Count every line in the entries that follow where the word "TradeWave" appears, then state only the total.

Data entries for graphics
┏━━
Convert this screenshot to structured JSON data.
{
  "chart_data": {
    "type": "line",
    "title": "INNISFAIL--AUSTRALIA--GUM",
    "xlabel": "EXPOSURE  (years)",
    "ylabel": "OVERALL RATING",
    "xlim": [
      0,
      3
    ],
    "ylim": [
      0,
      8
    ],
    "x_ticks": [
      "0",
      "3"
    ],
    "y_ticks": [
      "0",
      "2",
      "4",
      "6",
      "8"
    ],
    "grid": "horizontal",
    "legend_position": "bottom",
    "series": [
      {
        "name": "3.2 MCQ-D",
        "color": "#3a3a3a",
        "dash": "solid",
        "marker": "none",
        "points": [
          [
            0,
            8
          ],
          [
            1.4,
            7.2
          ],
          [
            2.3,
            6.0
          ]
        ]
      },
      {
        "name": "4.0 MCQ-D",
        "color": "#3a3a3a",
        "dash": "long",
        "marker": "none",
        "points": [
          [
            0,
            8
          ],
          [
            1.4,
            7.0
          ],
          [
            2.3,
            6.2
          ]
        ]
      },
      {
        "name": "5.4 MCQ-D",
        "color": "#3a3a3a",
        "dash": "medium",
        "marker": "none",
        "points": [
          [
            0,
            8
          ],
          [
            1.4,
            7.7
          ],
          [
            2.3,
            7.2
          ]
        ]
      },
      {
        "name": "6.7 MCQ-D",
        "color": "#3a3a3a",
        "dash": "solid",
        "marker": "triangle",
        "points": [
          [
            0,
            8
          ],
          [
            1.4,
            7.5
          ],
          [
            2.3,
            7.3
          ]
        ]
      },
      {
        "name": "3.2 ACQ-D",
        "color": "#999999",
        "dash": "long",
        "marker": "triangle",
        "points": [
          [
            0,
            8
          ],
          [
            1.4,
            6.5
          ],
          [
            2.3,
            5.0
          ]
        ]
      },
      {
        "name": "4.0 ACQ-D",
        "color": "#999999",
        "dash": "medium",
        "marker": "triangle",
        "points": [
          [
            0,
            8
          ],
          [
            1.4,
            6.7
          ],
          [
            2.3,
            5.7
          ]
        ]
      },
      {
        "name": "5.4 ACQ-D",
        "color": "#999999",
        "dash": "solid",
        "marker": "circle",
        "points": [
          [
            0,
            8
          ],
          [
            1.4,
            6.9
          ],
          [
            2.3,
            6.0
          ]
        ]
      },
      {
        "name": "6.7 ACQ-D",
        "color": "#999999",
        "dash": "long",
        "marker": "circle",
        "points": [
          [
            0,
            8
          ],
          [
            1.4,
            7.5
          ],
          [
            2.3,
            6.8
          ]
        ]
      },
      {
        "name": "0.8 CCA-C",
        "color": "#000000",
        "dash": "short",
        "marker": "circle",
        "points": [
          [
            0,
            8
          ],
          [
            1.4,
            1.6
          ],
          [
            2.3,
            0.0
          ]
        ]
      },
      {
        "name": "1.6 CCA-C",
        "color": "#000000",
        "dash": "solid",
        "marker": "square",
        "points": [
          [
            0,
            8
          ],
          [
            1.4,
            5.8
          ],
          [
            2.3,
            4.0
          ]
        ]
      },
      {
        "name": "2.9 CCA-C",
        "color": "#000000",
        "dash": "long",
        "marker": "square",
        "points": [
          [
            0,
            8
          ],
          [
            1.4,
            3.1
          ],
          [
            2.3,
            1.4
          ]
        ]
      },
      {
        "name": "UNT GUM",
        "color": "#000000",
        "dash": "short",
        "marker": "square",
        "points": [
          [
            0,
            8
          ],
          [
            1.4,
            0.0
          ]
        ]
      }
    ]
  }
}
┗━━
┏━━
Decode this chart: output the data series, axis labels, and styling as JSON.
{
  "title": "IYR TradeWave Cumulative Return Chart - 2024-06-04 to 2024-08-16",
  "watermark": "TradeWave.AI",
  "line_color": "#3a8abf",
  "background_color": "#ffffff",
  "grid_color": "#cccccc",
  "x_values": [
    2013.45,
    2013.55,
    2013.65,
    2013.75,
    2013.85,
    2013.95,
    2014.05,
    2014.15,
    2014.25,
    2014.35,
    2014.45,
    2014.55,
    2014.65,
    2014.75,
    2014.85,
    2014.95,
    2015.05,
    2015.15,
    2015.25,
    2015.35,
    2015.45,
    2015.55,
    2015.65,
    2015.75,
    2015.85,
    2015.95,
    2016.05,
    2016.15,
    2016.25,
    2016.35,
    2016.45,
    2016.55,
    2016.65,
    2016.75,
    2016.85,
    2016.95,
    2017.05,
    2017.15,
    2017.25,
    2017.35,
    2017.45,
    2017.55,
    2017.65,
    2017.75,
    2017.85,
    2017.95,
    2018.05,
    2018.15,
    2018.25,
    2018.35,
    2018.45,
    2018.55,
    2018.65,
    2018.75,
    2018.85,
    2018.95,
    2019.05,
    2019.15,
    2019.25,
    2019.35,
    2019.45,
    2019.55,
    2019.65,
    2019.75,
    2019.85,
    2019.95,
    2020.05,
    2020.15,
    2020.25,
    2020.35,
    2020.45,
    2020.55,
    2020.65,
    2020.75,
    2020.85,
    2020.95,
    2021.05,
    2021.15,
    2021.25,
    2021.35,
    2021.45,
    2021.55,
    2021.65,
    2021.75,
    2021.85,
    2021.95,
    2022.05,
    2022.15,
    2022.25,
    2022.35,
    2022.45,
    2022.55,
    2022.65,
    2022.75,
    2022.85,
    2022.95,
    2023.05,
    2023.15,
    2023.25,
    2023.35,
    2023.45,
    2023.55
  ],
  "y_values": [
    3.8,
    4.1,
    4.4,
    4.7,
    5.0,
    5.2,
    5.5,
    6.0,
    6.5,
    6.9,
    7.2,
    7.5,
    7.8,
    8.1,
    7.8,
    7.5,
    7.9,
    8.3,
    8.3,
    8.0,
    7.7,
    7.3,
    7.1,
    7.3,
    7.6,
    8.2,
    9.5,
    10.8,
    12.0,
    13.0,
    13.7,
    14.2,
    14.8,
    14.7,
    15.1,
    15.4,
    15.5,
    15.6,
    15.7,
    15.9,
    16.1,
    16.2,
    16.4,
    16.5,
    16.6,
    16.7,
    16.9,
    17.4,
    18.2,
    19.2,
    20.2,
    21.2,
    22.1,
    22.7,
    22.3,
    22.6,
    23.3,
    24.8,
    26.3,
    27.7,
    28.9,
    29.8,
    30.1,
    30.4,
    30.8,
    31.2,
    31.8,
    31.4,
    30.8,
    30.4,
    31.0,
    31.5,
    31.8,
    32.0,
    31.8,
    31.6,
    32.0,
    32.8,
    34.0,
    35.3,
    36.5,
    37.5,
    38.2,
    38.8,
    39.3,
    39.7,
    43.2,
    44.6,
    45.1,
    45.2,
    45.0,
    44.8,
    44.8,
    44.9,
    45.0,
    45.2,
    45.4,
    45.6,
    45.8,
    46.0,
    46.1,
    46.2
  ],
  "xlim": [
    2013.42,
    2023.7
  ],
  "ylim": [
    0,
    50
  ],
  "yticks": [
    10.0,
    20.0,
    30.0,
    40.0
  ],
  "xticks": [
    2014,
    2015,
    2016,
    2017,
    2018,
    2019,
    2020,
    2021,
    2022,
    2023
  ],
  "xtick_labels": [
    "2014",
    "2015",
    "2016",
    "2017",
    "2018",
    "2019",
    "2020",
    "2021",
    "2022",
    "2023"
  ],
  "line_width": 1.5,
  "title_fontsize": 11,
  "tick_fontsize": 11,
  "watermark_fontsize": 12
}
┗━━
Response |
2